-- YOUR INSTRUCTIONS --
Present the following data again exactly as it is shown.

Figure data in JSON
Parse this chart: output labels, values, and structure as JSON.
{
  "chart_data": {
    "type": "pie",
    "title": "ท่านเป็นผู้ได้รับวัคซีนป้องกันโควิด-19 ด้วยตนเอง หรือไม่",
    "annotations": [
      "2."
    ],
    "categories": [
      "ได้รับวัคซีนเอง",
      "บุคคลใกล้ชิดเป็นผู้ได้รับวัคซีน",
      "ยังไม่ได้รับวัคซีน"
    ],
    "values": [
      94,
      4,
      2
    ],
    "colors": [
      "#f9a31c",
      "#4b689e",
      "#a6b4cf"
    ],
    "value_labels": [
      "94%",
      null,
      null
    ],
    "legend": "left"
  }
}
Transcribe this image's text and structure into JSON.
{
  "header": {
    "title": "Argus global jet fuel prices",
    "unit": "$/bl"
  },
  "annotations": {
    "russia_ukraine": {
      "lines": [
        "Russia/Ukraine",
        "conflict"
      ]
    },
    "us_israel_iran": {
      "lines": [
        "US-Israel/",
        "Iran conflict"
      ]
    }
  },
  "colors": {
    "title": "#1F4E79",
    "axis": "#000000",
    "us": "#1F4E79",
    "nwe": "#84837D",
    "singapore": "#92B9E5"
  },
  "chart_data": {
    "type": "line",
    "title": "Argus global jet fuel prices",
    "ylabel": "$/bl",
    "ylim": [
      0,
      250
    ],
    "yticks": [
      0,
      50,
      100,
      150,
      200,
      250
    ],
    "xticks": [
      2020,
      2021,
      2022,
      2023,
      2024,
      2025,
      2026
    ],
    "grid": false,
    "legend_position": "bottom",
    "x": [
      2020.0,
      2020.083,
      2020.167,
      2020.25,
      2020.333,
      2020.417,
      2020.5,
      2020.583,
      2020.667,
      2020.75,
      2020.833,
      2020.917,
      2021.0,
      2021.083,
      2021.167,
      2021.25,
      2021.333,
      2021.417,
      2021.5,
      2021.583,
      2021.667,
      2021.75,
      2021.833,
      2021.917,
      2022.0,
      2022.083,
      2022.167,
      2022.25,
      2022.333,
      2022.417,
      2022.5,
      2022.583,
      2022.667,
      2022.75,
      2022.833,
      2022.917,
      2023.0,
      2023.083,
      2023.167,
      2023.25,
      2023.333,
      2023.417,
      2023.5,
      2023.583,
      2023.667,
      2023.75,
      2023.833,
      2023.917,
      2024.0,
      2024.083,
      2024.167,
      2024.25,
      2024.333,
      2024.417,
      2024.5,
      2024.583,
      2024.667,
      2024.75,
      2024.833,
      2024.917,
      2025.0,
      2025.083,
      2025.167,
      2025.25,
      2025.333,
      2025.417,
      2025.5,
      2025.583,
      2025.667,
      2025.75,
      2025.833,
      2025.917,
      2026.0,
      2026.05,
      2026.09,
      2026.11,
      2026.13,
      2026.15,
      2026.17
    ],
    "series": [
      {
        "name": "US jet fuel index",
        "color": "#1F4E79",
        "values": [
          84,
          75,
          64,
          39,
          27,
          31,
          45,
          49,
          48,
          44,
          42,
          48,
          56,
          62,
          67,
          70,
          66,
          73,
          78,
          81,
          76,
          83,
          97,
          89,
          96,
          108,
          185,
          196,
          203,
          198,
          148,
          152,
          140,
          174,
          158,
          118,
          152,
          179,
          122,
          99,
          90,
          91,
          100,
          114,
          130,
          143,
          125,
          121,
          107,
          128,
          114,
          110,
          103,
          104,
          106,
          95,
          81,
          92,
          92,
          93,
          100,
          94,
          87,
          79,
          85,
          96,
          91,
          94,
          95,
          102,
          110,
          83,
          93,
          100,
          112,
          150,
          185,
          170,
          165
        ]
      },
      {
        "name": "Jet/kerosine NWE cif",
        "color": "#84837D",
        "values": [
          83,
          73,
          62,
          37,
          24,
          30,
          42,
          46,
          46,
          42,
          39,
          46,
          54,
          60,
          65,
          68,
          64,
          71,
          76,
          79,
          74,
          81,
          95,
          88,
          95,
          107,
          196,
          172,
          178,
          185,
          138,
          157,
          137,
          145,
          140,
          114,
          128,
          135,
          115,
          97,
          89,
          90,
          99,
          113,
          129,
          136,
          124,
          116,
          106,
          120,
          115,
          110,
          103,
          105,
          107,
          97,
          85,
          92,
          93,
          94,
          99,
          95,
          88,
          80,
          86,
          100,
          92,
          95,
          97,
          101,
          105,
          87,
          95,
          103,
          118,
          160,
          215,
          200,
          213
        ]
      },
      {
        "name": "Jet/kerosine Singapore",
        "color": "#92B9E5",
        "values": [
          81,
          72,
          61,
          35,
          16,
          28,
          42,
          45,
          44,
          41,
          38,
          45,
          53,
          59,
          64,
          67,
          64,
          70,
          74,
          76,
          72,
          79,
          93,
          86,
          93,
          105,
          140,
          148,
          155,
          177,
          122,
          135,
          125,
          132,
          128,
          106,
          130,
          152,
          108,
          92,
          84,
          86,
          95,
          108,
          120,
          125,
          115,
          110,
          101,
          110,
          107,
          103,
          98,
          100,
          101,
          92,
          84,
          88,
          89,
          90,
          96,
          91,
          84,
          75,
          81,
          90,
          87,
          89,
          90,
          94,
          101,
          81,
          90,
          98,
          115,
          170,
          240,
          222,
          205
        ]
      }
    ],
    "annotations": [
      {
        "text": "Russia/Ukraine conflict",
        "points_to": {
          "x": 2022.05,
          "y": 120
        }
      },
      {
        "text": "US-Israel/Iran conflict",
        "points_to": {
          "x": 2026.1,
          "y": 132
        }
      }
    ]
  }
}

-- RESULT --
Parse this chart: output labels, values, and structure as JSON.
{
  "chart_data": {
    "type": "pie",
    "title": "ท่านเป็นผู้ได้รับวัคซีนป้องกันโควิด-19 ด้วยตนเอง หรือไม่",
    "annotations": [
      "2."
    ],
    "categories": [
      "ได้รับวัคซีนเอง",
      "บุคคลใกล้ชิดเป็นผู้ได้รับวัคซีน",
      "ยังไม่ได้รับวัคซีน"
    ],
    "values": [
      94,
      4,
      2
    ],
    "colors": [
      "#f9a31c",
      "#4b689e",
      "#a6b4cf"
    ],
    "value_labels": [
      "94%",
      null,
      null
    ],
    "legend": "left"
  }
}
Transcribe this image's text and structure into JSON.
{
  "header": {
    "title": "Argus global jet fuel prices",
    "unit": "$/bl"
  },
  "annotations": {
    "russia_ukraine": {
      "lines": [
        "Russia/Ukraine",
        "conflict"
      ]
    },
    "us_israel_iran": {
      "lines": [
        "US-Israel/",
        "Iran conflict"
      ]
    }
  },
  "colors": {
    "title": "#1F4E79",
    "axis": "#000000",
    "us": "#1F4E79",
    "nwe": "#84837D",
    "singapore": "#92B9E5"
  },
  "chart_data": {
    "type": "line",
    "title": "Argus global jet fuel prices",
    "ylabel": "$/bl",
    "ylim": [
      0,
      250
    ],
    "yticks": [
      0,
      50,
      100,
      150,
      200,
      250
    ],
    "xticks": [
      2020,
      2021,
      2022,
      2023,
      2024,
      2025,
      2026
    ],
    "grid": false,
    "legend_position": "bottom",
    "x": [
      2020.0,
      2020.083,
      2020.167,
      2020.25,
      2020.333,
      2020.417,
      2020.5,
      2020.583,
      2020.667,
      2020.75,
      2020.833,
      2020.917,
      2021.0,
      2021.083,
      2021.167,
      2021.25,
      2021.333,
      2021.417,
      2021.5,
      2021.583,
      2021.667,
      2021.75,
      2021.833,
      2021.917,
      2022.0,
      2022.083,
      2022.167,
      2022.25,
      2022.333,
      2022.417,
      2022.5,
      2022.583,
      2022.667,
      2022.75,
      2022.833,
      2022.917,
      2023.0,
      2023.083,
      2023.167,
      2023.25,
      2023.333,
      2023.417,
      2023.5,
      2023.583,
      2023.667,
      2023.75,
      2023.833,
      2023.917,
      2024.0,
      2024.083,
      2024.167,
      2024.25,
      2024.333,
      2024.417,
      2024.5,
      2024.583,
      2024.667,
      2024.75,
      2024.833,
      2024.917,
      2025.0,
      2025.083,
      2025.167,
      2025.25,
      2025.333,
      2025.417,
      2025.5,
      2025.583,
      2025.667,
      2025.75,
      2025.833,
      2025.917,
      2026.0,
      2026.05,
      2026.09,
      2026.11,
      2026.13,
      2026.15,
      2026.17
    ],
    "series": [
      {
        "name": "US jet fuel index",
        "color": "#1F4E79",
        "values": [
          84,
          75,
          64,
          39,
          27,
          31,
          45,
          49,
          48,
          44,
          42,
          48,
          56,
          62,
          67,
          70,
          66,
          73,
          78,
          81,
          76,
          83,
          97,
          89,
          96,
          108,
          185,
          196,
          203,
          198,
          148,
          152,
          140,
          174,
          158,
          118,
          152,
          179,
          122,
          99,
          90,
          91,
          100,
          114,
          130,
          143,
          125,
          121,
          107,
          128,
          114,
          110,
          103,
          104,
          106,
          95,
          81,
          92,
          92,
          93,
          100,
          94,
          87,
          79,
          85,
          96,
          91,
          94,
          95,
          102,
          110,
          83,
          93,
          100,
          112,
          150,
          185,
          170,
          165
        ]
      },
      {
        "name": "Jet/kerosine NWE cif",
        "color": "#84837D",
        "values": [
          83,
          73,
          62,
          37,
          24,
          30,
          42,
          46,
          46,
          42,
          39,
          46,
          54,
          60,
          65,
          68,
          64,
          71,
          76,
          79,
          74,
          81,
          95,
          88,
          95,
          107,
          196,
          172,
          178,
          185,
          138,
          157,
          137,
          145,
          140,
          114,
          128,
          135,
          115,
          97,
          89,
          90,
          99,
          113,
          129,
          136,
          124,
          116,
          106,
          120,
          115,
          110,
          103,
          105,
          107,
          97,
          85,
          92,
          93,
          94,
          99,
          95,
          88,
          80,
          86,
          100,
          92,
          95,
          97,
          101,
          105,
          87,
          95,
          103,
          118,
          160,
          215,
          200,
          213
        ]
      },
      {
        "name": "Jet/kerosine Singapore",
        "color": "#92B9E5",
        "values": [
          81,
          72,
          61,
          35,
          16,
          28,
          42,
          45,
          44,
          41,
          38,
          45,
          53,
          59,
          64,
          67,
          64,
          70,
          74,
          76,
          72,
          79,
          93,
          86,
          93,
          105,
          140,
          148,
          155,
          177,
          122,
          135,
          125,
          132,
          128,
          106,
          130,
          152,
          108,
          92,
          84,
          86,
          95,
          108,
          120,
          125,
          115,
          110,
          101,
          110,
          107,
          103,
          98,
          100,
          101,
          92,
          84,
          88,
          89,
          90,
          96,
          91,
          84,
          75,
          81,
          90,
          87,
          89,
          90,
          94,
          101,
          81,
          90,
          98,
          115,
          170,
          240,
          222,
          205
        ]
      }
    ],
    "annotations": [
      {
        "text": "Russia/Ukraine conflict",
        "points_to": {
          "x": 2022.05,
          "y": 120
        }
      },
      {
        "text": "US-Israel/Iran conflict",
        "points_to": {
          "x": 2026.1,
          "y": 132
        }
      }
    ]
  }
}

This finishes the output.